= 文書本文 =
>>>>>

二心異体とは

投稿日:2015年7月25日 更新日:

感性論哲学の芳村思風さんがおっしゃってるのは、
『矛盾を生きる』
理性は答えが一つと効率や合理性を見つけるため、
排除の論理であるとおっしゃられる。

近代社会はこの理性によって技術的なことが発見され、
工業化社会が発展し、モノが豊かに生産された。
しかし一方では理性は対立を生み戦争が絶えないのである。

次の時代は『感性の時代』と断言されるのが思風先生だ。
感性の特徴はキリスト教で言うアガペ(与える愛)であり、
仏教的には利他行である。

理性的に分別するのでなく、すべての命に愛を与える。
これは同種を前提とするのでなく異種を前提としなければできない。
先生は感性の時代こそ『矛盾を生きる』
理性のように同種を求め異種を排除しないことが最も重要だとおっしゃる。

さて、先日モラロジー研究所が発行してる『ニューモラル』という雑誌のなかに、
『二心異体』という言葉があったので何気なく読んでいたら、
夫婦とはどういうものかということが書いてあった。

将に、思風先生がおっしゃられる「矛盾を生きる」修行の場が夫婦なのである。
文章の冒頭に「ガツン」と頭をたたかれたような表現が目に入ってきた。

「夫婦だから一心同体ではない」
「一心同体」は思い込みだ。

なぜ、もっと早く教えてくれなかったのかと、もどかしさが込み上げてきた。
「過去の無駄な喧嘩することなかった」と思わず発した。

生まれも育ちも性格も違うのだから、一緒にするのでなく、
相手の長所に目をむけ事実を素直に受け入れることが最も必要だと解かれてる。

錯覚していた自分に気づいたのであるから、
これからは二心異体の素晴らしさを味わえることになる。

今までは家庭と社会は違うと勝手に思い込んでいたに過ぎない。

自分と同じ価値観であると発想するのは精神的に幼稚な独りよがりか、
ヒットラーのように傲慢になった独善に違いないのである。

夫婦は互いが尊敬し合えることが必要条件で、
互いが自らを磨くことは充分条件である。

松下幸之助さんは信長、秀吉、家康の「殺す」、「鳴かせる」、「鳴くまでまとう」のホトトギスのたとえで、「鳴かない鳥もいるな」と事実を素直に受け入れ答える。

名経営者は「二心異体」と個々の価値観を認め受け入れて経営した達人だ。
事実に「素直」。

<<<<<

= 課題の目標 =
二心異体についての文章の「次の時代は『感性の時代』と断言されるのが思風先生だ。」から「夫婦とはどういうものかということが書いてあった。」までを、「異種」を「異質」に置き換えて書き直してください。 ここに続く行のデータは参照しなくてかまいません。

= 抜粋データ =
>>>>>

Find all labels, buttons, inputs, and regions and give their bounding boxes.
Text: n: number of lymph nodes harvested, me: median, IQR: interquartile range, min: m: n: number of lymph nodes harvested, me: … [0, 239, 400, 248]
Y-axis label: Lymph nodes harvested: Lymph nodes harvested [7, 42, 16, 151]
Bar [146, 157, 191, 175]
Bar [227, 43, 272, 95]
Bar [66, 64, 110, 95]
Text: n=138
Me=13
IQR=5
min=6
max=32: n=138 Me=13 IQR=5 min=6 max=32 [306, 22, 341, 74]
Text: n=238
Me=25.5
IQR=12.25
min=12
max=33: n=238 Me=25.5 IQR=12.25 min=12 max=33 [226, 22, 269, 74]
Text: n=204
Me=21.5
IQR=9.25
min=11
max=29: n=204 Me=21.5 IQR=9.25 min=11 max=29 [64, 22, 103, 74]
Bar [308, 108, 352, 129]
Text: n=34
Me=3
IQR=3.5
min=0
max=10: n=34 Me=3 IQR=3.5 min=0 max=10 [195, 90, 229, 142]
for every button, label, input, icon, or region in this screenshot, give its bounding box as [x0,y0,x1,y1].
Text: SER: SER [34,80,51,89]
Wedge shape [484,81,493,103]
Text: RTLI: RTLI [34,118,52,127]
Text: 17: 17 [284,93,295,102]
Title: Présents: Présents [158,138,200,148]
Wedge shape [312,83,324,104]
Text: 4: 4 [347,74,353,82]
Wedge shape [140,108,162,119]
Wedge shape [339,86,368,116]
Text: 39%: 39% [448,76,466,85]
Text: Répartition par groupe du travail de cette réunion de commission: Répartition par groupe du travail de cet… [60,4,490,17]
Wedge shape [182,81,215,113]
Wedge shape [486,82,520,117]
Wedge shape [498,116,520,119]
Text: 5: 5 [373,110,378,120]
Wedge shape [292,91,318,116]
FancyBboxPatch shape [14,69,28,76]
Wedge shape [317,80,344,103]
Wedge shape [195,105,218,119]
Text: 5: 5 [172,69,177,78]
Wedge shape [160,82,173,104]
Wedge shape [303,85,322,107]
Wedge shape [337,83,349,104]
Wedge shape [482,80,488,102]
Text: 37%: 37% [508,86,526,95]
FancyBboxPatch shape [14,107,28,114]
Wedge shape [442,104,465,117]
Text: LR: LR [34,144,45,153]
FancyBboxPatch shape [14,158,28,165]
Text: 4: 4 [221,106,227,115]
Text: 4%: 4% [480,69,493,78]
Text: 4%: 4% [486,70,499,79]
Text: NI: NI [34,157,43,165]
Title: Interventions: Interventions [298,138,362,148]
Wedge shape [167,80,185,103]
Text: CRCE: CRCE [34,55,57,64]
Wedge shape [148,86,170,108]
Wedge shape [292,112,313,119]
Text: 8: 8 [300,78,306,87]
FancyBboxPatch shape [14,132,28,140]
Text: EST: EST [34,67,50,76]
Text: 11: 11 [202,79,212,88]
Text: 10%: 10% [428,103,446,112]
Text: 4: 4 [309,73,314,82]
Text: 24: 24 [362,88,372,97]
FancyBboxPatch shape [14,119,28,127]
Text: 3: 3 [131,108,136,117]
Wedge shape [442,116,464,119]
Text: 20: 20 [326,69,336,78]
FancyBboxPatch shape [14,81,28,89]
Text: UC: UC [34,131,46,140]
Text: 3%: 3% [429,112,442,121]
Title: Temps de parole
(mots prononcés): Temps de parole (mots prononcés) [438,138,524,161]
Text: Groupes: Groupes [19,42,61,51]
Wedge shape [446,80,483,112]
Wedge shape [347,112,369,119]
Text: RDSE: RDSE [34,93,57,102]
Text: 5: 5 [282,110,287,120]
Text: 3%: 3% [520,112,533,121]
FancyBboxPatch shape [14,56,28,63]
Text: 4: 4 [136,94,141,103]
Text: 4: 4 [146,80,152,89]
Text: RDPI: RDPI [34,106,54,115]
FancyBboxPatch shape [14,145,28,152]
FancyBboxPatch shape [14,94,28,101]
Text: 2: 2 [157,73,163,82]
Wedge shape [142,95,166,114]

<<<<<

= 解答例 =
次の時代は『感性の時代』と断言されるのが思風先生だ。
感性の特徴はキリスト教で言うアガペ(与える愛)であり、
仏教的には利他行である。

理性的に分別するのでなく、すべての命に愛を与える。
これは同種を前提とするのでなく異質を前提としなければできない。
先生は感性の時代こそ『矛盾を生きる』
理性のように同種を求め異質を排除しないことが最も重要だとおっしゃる。

さて、先日モラロジー研究所が発行してる『ニューモラル』という雑誌のなかに、
『二心異体』という言葉があったので何気なく読んでいたら、
夫婦とはどういうものかということが書いてあった。